#### DIRECTIONS FOR THIS TASK:
Repeat the listing exactly as given, omitting every image.

━━━━━━

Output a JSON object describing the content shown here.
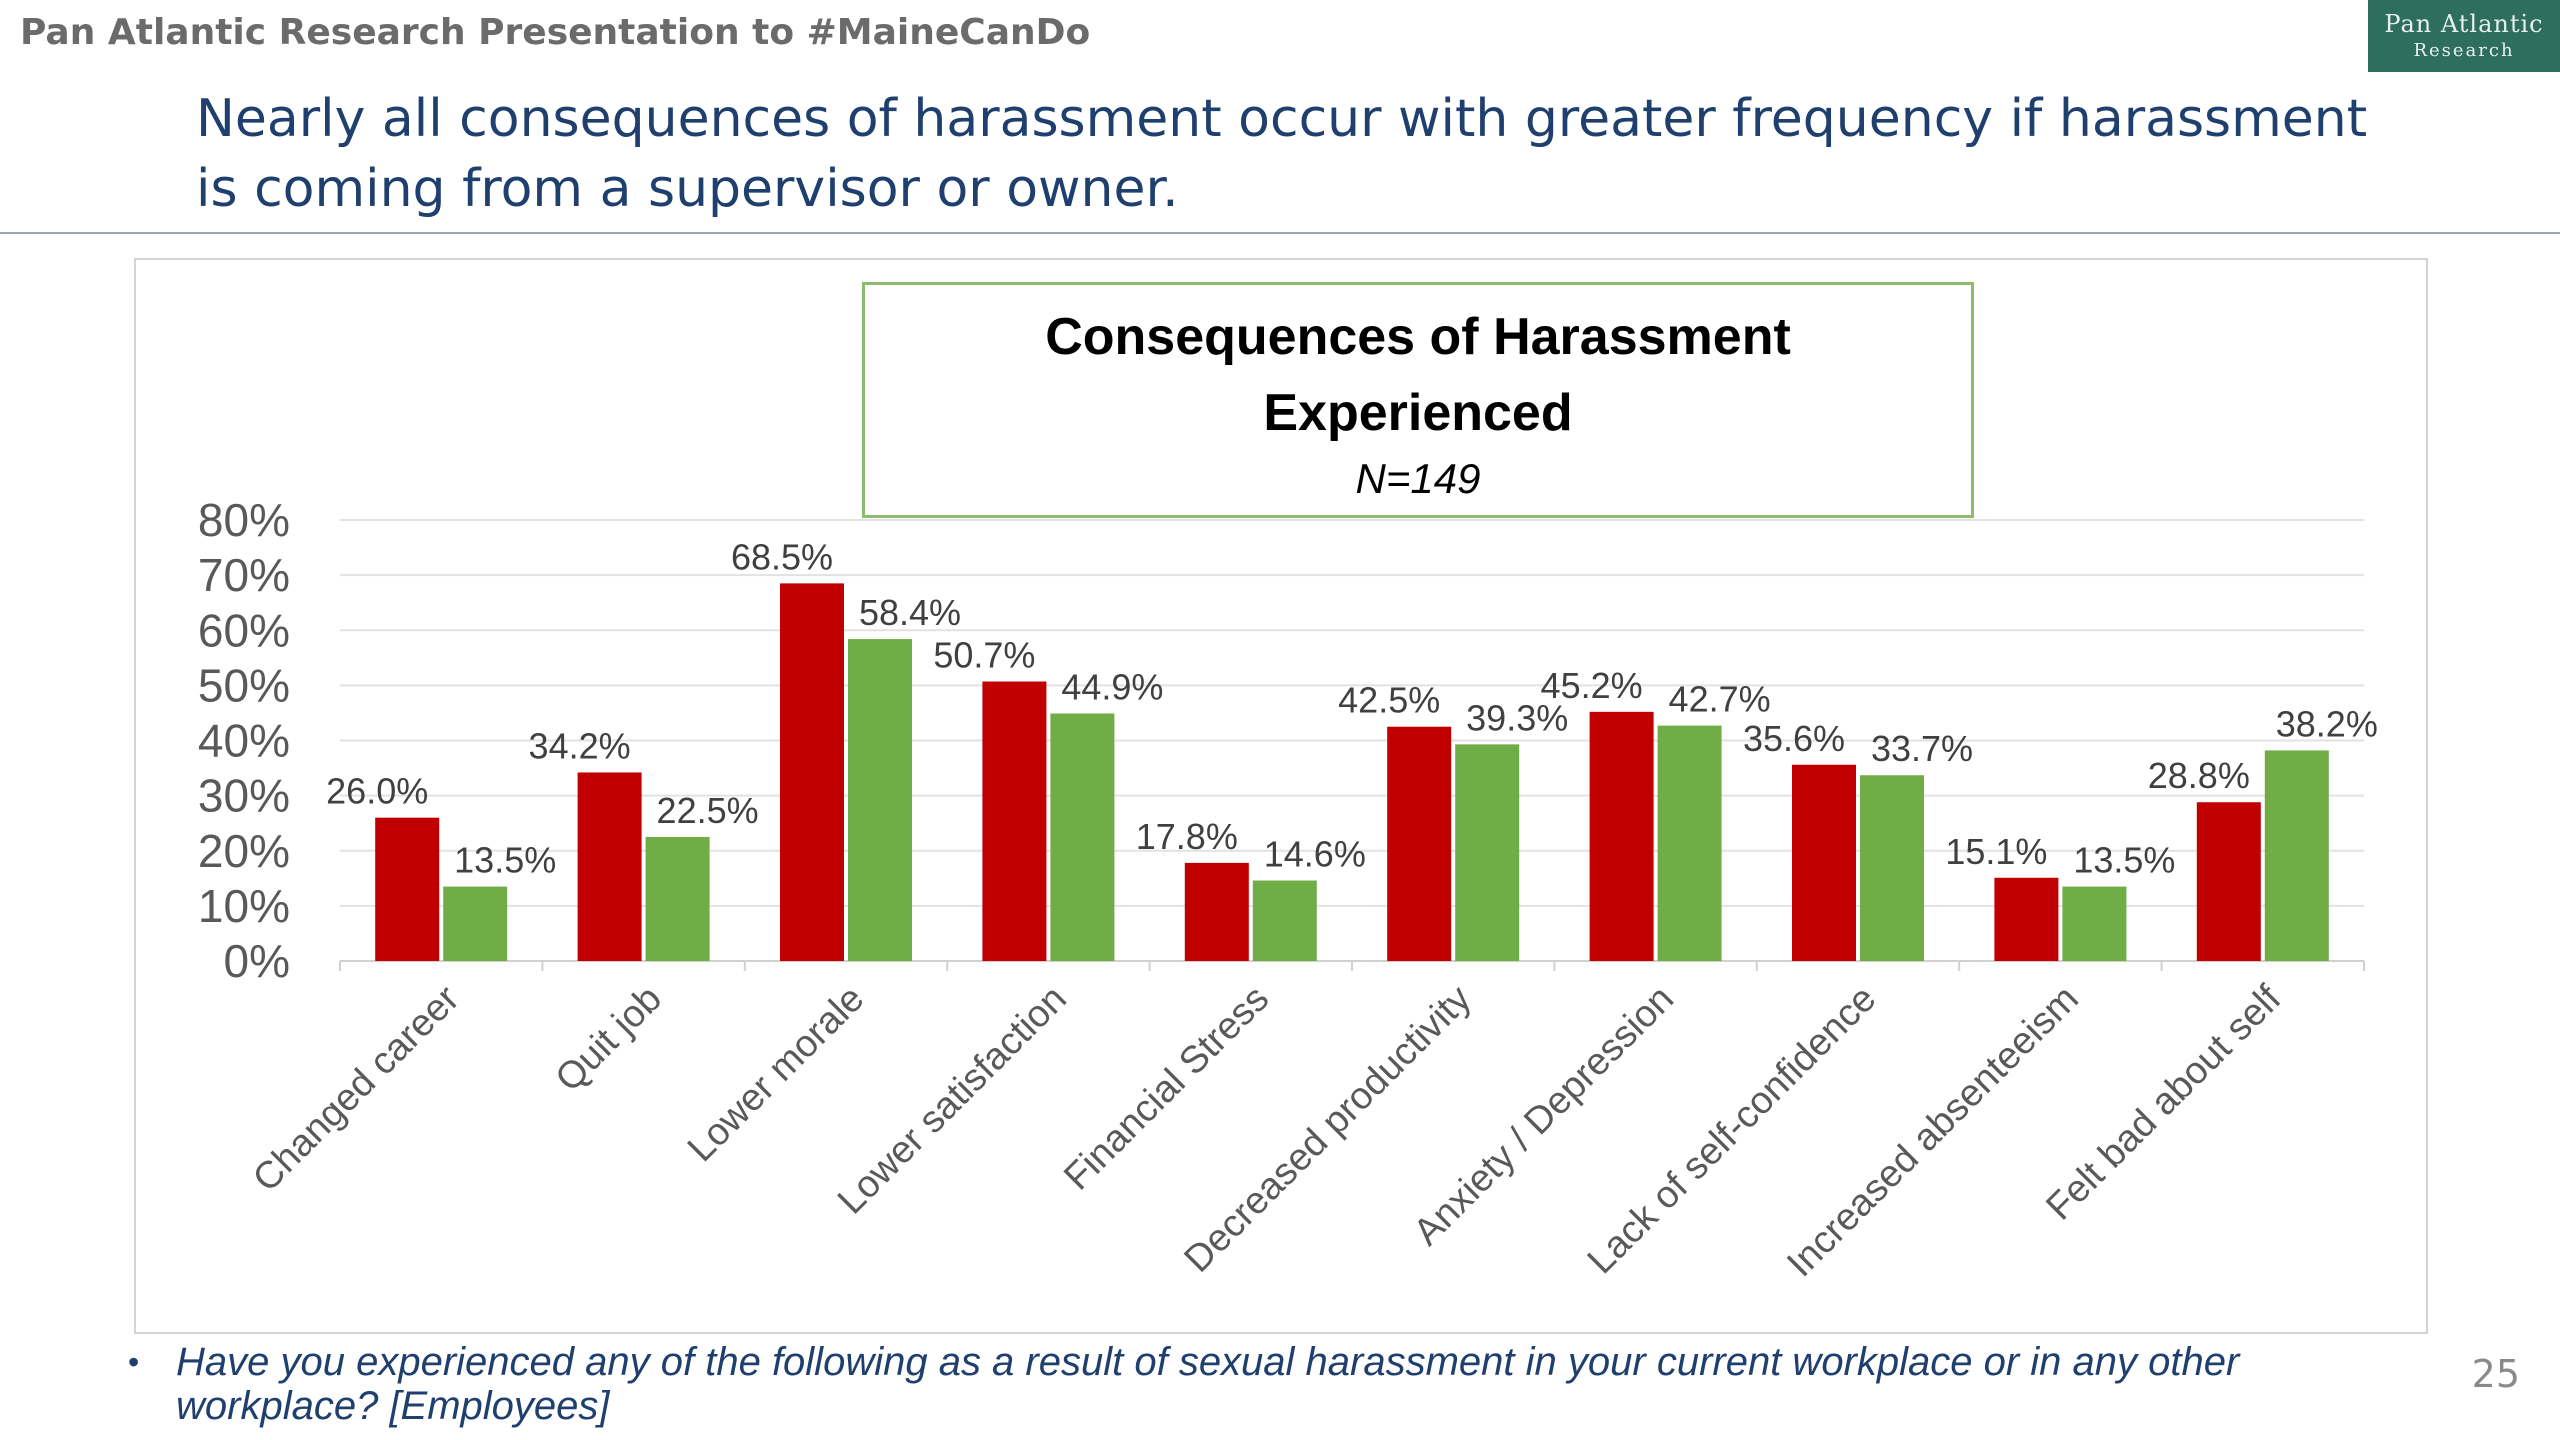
{
  "header": {
    "left_text": "Pan Atlantic Research Presentation to #MaineCanDo",
    "logo_line1": "Pan Atlantic",
    "logo_line2": "Research"
  },
  "headline": "Nearly all consequences of harassment occur with greater frequency if harassment is coming from a supervisor or owner.",
  "chart_data": {
    "type": "bar",
    "title": "Consequences of Harassment Experienced",
    "subtitle": "N=149",
    "categories": [
      "Changed career",
      "Quit job",
      "Lower morale",
      "Lower satisfaction",
      "Financial Stress",
      "Decreased productivity",
      "Anxiety / Depression",
      "Lack of self-confidence",
      "Increased absenteeism",
      "Felt bad about self"
    ],
    "series": [
      {
        "color": "#c00000",
        "values": [
          26.0,
          34.2,
          68.5,
          50.7,
          17.8,
          42.5,
          45.2,
          35.6,
          15.1,
          28.8
        ]
      },
      {
        "color": "#70ad47",
        "values": [
          13.5,
          22.5,
          58.4,
          44.9,
          14.6,
          39.3,
          42.7,
          33.7,
          13.5,
          38.2
        ]
      }
    ],
    "y_ticks": [
      "0%",
      "10%",
      "20%",
      "30%",
      "40%",
      "50%",
      "60%",
      "70%",
      "80%"
    ],
    "ylim": [
      0,
      80
    ],
    "grid": true,
    "xlabel": "",
    "ylabel": ""
  },
  "footnote": {
    "bullet": "•",
    "text": "Have you experienced any of the following as a result of sexual harassment in your current workplace or in any other workplace? [Employees]"
  },
  "page_number": "25"
}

━━━━━━

#### EXERCISE SOLUTION:
Output a JSON object describing the content shown here.
{
  "header": {
    "left_text": "Pan Atlantic Research Presentation to #MaineCanDo",
    "logo_line1": "Pan Atlantic",
    "logo_line2": "Research"
  },
  "headline": "Nearly all consequences of harassment occur with greater frequency if harassment is coming from a supervisor or owner.",
  "chart_data": {
    "type": "bar",
    "title": "Consequences of Harassment Experienced",
    "subtitle": "N=149",
    "categories": [
      "Changed career",
      "Quit job",
      "Lower morale",
      "Lower satisfaction",
      "Financial Stress",
      "Decreased productivity",
      "Anxiety / Depression",
      "Lack of self-confidence",
      "Increased absenteeism",
      "Felt bad about self"
    ],
    "series": [
      {
        "color": "#c00000",
        "values": [
          26.0,
          34.2,
          68.5,
          50.7,
          17.8,
          42.5,
          45.2,
          35.6,
          15.1,
          28.8
        ]
      },
      {
        "color": "#70ad47",
        "values": [
          13.5,
          22.5,
          58.4,
          44.9,
          14.6,
          39.3,
          42.7,
          33.7,
          13.5,
          38.2
        ]
      }
    ],
    "y_ticks": [
      "0%",
      "10%",
      "20%",
      "30%",
      "40%",
      "50%",
      "60%",
      "70%",
      "80%"
    ],
    "ylim": [
      0,
      80
    ],
    "grid": true,
    "xlabel": "",
    "ylabel": ""
  },
  "footnote": {
    "bullet": "•",
    "text": "Have you experienced any of the following as a result of sexual harassment in your current workplace or in any other workplace? [Employees]"
  },
  "page_number": "25"
}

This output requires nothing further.